§ **TEXT FOR ANALYSIS**:
How Civo Kubernetes Routes Pod Traffic (Single Egress IP Explained)

Table of Contents

Introduction

On Civo’s managed Kubernetes (built on K3s), worker nodes don’t get public IPs. Only the control plane does.
That means no matter which node your pod lands on, its outbound traffic leaves the cluster through a single public-facing IP. This is intentional. It simplifies networking, but it also changes how you think about egress, IP whitelisting, and external integrations.
Once you understand how Civo routes pod traffic internally, most “which IP do we whitelist?” confusion disappears.
In this post, we’ll cover:

  1. How Civo uses one IP for all pod egress
  2. What to whitelist when third parties require static IPs
  3. Edge cases to watch for in production

How Does Civo Route Pod Traffic to the Internet?

Architecture: One Public IP Per Cluster

A standard Civo K3s cluster looks like this:

  • Only the control plane node has a public IP
  • Worker nodes only have private IPs (e.g. 192.168.1.x)
  • All outbound pod traffic is routed through the control plane

So every outbound connection from any pod appears to come from the same public IP.

From the internet’s perspective, the cluster has one identity.

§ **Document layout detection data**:

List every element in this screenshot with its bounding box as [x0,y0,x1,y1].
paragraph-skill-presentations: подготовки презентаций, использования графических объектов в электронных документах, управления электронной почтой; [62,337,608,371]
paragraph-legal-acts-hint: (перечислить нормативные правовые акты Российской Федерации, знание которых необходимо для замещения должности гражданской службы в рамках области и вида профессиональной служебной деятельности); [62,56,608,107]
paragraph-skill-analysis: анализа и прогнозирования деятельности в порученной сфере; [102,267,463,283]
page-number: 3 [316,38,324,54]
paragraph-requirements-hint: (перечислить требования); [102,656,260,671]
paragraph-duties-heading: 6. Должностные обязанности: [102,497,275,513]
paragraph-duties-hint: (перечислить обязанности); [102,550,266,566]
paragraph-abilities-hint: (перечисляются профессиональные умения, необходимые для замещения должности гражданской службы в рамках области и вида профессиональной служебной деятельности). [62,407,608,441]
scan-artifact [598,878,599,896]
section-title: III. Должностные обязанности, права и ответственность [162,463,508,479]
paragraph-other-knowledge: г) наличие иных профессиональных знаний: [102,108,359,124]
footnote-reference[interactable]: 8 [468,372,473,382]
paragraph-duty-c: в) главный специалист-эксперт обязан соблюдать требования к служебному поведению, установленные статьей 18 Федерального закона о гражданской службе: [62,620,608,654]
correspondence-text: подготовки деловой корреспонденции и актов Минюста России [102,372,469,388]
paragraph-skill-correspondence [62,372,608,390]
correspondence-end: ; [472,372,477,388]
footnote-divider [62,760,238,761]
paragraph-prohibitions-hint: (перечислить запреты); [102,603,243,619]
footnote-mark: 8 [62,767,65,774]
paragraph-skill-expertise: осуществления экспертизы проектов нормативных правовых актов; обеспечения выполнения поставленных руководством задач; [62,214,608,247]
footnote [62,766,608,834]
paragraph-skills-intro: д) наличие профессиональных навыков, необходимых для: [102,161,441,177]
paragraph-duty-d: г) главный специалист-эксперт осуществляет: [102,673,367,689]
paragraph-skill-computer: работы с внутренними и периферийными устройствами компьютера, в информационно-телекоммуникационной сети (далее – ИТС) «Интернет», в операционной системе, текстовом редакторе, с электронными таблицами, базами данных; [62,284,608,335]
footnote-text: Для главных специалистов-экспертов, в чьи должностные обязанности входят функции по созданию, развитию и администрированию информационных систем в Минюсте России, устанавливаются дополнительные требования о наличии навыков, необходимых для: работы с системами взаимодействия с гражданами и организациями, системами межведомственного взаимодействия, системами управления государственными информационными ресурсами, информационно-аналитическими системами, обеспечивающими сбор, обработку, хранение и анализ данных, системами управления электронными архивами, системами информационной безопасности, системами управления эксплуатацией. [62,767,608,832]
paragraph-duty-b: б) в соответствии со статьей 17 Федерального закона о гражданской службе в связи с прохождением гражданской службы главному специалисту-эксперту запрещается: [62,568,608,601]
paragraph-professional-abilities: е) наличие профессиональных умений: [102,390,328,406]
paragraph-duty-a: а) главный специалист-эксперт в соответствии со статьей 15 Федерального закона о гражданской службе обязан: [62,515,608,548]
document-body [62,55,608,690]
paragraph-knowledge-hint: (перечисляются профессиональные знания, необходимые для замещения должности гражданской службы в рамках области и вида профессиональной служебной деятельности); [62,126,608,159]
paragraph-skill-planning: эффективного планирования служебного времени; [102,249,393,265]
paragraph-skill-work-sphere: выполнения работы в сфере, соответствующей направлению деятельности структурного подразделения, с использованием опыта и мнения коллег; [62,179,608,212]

§ **TASKS FOR THIS EXERCISE**:
1. Answer these questions about the Civo pod traffic article:
(a) What is Civo's managed Kubernetes built on?
(b) What example address does the article give for worker node private IPs?
(c) Which node in a standard Civo K3s cluster has a public IP?
2. Print the part of the Civo pod traffic article starting with "A standard Civo" and going on through "same public IP.".
3. Summarize the Civo pod traffic article in two sentences.
The lines have no connection to the text about Civo pod traffic.

§ **TASK RESULTS**:
1.
(a) K3s
(b) 192.168.1.x
(c) The control plane node

2.
A standard Civo K3s cluster looks like this:

  • Only the control plane node has a public IP
  • Worker nodes only have private IPs (e.g. 192.168.1.x)
  • All outbound pod traffic is routed through the control plane

So every outbound connection from any pod appears to come from the same public IP.

3. On Civo's managed Kubernetes, which is built on K3s, only the control plane node has a public IP, and worker nodes have only private IPs. All outbound pod traffic is routed through the control plane, so every outbound connection from any pod appears to come from the same public IP.